Written task: In the listing that follows, count each line where the word "Ricevuta" appears; write nothing but the count.

________________

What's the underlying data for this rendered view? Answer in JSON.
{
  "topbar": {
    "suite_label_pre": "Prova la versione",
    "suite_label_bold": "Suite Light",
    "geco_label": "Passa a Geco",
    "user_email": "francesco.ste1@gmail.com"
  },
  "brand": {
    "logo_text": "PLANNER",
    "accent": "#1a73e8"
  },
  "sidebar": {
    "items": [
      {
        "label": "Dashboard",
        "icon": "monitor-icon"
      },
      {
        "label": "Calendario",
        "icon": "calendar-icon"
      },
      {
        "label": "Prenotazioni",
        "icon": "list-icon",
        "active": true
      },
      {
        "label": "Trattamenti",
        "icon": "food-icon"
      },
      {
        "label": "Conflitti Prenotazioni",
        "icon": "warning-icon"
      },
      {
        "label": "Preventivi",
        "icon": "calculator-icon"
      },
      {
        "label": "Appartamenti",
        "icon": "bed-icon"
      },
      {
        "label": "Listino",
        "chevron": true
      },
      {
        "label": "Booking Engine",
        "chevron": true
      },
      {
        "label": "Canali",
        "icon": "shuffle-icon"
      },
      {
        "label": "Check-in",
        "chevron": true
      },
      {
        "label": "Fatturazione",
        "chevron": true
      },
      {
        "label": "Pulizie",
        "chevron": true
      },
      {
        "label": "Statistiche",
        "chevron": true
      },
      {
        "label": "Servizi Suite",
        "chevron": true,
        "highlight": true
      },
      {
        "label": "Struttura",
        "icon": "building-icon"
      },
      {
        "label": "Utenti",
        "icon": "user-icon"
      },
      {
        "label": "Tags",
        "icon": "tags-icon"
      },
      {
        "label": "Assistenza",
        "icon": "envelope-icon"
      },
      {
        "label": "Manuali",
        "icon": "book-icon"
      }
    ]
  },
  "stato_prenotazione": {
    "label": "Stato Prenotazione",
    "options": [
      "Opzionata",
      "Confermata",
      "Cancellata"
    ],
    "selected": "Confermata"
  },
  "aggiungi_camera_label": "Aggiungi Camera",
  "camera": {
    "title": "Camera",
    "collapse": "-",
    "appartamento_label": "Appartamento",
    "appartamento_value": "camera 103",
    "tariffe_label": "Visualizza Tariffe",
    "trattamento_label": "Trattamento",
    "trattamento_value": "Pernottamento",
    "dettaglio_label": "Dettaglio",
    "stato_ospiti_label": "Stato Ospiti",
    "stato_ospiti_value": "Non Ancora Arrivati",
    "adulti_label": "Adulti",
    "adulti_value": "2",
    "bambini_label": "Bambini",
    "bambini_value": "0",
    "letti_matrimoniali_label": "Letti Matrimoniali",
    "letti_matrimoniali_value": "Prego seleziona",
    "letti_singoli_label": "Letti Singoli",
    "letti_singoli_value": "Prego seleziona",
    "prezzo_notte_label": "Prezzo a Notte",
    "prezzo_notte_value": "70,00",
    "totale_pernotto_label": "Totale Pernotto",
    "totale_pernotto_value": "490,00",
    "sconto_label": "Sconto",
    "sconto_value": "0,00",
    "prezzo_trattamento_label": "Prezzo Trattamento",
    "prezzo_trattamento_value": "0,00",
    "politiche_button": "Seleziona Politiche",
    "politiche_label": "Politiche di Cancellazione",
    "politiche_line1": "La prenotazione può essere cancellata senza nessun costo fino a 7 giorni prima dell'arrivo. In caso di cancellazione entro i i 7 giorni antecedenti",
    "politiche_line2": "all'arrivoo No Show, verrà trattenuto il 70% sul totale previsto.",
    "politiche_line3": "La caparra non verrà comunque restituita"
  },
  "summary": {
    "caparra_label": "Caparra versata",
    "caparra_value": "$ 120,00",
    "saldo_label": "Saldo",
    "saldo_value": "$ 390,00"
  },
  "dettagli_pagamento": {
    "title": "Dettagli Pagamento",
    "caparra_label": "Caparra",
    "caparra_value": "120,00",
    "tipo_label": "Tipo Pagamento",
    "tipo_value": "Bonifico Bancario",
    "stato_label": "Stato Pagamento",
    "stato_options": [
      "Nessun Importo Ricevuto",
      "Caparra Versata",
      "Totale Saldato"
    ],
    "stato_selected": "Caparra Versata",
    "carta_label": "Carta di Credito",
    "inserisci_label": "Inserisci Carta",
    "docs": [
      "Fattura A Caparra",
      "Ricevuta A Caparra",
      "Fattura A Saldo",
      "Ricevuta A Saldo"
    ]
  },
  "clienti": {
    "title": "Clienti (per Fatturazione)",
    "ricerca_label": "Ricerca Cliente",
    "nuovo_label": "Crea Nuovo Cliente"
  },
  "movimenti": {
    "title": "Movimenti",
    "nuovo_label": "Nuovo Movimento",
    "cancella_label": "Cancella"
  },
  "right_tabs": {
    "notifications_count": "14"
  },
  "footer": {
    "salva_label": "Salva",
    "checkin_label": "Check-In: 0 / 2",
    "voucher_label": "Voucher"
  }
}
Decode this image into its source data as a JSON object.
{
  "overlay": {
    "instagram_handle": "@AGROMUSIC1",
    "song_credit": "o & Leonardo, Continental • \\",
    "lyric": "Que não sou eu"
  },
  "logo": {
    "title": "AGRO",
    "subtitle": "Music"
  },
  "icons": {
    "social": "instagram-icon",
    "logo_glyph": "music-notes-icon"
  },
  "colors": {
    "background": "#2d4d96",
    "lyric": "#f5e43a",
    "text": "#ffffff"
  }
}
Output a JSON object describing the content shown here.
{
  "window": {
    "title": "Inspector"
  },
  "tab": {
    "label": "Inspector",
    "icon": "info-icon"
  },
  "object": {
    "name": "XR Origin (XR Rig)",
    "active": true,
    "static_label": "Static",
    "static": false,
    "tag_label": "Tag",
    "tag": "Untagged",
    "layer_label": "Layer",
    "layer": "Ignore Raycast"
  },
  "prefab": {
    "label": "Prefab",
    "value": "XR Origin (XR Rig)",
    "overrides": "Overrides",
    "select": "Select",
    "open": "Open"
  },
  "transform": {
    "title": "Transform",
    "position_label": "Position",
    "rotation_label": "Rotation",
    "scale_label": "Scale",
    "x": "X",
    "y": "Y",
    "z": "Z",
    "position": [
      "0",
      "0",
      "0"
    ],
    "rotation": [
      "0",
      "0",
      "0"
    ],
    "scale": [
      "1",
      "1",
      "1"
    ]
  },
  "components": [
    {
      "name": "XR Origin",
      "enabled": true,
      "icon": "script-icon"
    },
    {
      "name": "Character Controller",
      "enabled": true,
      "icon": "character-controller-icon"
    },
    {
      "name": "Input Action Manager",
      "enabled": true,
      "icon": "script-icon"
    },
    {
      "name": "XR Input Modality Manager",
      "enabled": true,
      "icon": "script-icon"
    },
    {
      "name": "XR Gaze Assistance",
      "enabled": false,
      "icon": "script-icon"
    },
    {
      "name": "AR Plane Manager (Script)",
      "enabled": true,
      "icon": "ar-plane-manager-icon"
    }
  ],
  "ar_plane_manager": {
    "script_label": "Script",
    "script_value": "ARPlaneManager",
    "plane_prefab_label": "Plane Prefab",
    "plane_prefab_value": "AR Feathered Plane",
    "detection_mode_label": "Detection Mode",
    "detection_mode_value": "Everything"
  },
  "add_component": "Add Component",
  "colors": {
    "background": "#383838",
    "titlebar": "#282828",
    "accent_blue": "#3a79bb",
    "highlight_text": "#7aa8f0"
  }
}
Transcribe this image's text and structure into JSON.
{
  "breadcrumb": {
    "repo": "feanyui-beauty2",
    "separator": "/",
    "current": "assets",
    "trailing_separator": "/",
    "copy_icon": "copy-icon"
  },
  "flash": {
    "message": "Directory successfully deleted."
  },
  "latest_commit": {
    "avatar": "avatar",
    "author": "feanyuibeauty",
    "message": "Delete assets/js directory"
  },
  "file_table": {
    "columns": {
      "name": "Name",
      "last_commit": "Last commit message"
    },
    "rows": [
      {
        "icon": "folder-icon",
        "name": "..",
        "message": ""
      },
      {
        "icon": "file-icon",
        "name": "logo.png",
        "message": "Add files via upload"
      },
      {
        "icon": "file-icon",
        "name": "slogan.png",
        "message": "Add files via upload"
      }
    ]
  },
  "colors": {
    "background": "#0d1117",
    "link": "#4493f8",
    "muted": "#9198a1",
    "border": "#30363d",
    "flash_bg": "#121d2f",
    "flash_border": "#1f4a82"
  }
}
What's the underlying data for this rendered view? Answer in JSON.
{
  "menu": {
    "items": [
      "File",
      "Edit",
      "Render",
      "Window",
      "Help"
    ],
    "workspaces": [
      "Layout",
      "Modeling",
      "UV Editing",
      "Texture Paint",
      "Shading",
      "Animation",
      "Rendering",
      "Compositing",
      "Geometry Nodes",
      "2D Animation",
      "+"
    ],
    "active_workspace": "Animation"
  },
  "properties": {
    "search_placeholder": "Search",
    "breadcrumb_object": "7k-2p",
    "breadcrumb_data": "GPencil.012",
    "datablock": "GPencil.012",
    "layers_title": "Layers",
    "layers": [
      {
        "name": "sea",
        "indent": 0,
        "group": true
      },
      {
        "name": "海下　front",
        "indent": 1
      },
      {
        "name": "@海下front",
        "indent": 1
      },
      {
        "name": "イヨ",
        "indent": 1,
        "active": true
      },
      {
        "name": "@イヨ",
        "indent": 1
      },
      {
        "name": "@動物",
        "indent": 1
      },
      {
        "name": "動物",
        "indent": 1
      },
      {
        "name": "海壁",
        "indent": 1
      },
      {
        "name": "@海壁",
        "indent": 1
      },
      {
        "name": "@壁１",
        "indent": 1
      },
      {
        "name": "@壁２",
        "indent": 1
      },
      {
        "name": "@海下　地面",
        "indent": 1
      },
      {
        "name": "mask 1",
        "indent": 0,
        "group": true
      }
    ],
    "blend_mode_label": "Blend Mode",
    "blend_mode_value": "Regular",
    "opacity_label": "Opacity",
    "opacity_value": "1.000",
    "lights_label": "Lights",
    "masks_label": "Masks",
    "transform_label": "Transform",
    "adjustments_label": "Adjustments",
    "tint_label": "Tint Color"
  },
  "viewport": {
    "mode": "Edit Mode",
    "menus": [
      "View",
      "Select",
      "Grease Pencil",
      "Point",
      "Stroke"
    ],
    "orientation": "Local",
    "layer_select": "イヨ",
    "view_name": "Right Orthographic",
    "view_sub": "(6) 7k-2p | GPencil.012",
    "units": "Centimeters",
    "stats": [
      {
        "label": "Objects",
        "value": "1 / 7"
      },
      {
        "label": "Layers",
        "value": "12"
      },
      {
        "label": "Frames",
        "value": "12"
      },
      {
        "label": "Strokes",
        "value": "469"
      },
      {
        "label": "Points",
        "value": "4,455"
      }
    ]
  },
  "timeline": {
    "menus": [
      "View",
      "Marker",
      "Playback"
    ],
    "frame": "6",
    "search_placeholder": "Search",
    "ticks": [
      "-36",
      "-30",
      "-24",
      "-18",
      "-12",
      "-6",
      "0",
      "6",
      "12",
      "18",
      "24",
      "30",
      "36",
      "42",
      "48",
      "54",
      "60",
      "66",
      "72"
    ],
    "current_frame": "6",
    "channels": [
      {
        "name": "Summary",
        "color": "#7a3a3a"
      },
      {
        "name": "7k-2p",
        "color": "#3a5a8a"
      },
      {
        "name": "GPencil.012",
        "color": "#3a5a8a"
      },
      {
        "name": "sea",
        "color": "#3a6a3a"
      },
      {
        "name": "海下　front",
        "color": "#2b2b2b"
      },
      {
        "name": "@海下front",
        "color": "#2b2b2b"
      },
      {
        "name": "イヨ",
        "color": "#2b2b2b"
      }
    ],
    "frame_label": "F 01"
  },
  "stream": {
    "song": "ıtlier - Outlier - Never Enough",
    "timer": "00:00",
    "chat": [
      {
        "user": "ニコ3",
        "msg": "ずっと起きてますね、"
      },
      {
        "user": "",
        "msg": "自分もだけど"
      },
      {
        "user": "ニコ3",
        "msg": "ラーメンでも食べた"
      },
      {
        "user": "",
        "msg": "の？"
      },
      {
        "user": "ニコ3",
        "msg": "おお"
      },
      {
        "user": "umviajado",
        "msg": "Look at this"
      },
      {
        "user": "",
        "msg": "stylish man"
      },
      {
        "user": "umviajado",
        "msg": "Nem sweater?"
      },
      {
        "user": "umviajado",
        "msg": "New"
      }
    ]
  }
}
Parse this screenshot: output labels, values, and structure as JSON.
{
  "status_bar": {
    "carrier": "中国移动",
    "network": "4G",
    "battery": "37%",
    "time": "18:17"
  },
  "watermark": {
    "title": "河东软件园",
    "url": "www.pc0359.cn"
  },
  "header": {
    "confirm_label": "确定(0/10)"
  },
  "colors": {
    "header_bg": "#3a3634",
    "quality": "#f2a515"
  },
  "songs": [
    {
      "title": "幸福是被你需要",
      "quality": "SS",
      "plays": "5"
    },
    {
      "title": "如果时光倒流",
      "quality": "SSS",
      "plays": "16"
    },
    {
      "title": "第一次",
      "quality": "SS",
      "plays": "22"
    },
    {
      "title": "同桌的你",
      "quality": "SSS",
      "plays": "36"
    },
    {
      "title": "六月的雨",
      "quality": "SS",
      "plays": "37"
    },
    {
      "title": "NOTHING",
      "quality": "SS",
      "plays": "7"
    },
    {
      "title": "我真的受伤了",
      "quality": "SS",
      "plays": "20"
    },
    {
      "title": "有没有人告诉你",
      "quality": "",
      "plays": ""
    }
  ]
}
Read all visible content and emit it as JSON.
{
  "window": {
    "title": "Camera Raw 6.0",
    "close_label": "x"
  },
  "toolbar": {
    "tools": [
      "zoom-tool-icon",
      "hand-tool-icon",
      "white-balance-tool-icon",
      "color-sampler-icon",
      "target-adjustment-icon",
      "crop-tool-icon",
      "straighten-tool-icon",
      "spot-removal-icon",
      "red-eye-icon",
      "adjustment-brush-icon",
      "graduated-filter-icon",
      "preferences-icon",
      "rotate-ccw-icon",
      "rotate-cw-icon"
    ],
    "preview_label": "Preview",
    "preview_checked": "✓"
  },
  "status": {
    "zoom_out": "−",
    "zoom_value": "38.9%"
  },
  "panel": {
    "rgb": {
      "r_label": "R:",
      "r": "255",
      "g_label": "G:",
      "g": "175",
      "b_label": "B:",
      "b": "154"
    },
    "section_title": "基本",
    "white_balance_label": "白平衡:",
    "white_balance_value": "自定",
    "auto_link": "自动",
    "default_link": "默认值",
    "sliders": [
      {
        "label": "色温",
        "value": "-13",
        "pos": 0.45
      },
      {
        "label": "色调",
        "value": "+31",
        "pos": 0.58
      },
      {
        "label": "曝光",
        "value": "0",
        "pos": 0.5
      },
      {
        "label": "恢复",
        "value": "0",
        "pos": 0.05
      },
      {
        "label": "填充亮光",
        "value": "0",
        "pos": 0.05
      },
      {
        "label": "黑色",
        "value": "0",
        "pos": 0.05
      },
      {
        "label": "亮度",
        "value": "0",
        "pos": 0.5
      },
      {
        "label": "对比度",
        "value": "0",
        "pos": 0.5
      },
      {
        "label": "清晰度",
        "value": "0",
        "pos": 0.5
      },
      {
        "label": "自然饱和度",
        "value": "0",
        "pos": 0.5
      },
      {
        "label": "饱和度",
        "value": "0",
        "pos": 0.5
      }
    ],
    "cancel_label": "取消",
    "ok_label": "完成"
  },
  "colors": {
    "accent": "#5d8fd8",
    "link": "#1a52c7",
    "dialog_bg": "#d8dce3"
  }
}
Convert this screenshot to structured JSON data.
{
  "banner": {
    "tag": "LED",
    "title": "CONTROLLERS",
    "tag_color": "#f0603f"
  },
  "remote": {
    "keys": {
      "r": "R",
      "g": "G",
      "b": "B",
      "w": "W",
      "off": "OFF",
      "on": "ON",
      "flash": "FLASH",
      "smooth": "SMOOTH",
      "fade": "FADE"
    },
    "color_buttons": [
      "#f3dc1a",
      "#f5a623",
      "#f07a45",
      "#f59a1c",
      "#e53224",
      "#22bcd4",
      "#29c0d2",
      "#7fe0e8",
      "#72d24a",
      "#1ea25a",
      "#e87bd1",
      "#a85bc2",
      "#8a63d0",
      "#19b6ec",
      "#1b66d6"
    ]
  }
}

________________

Final result: 2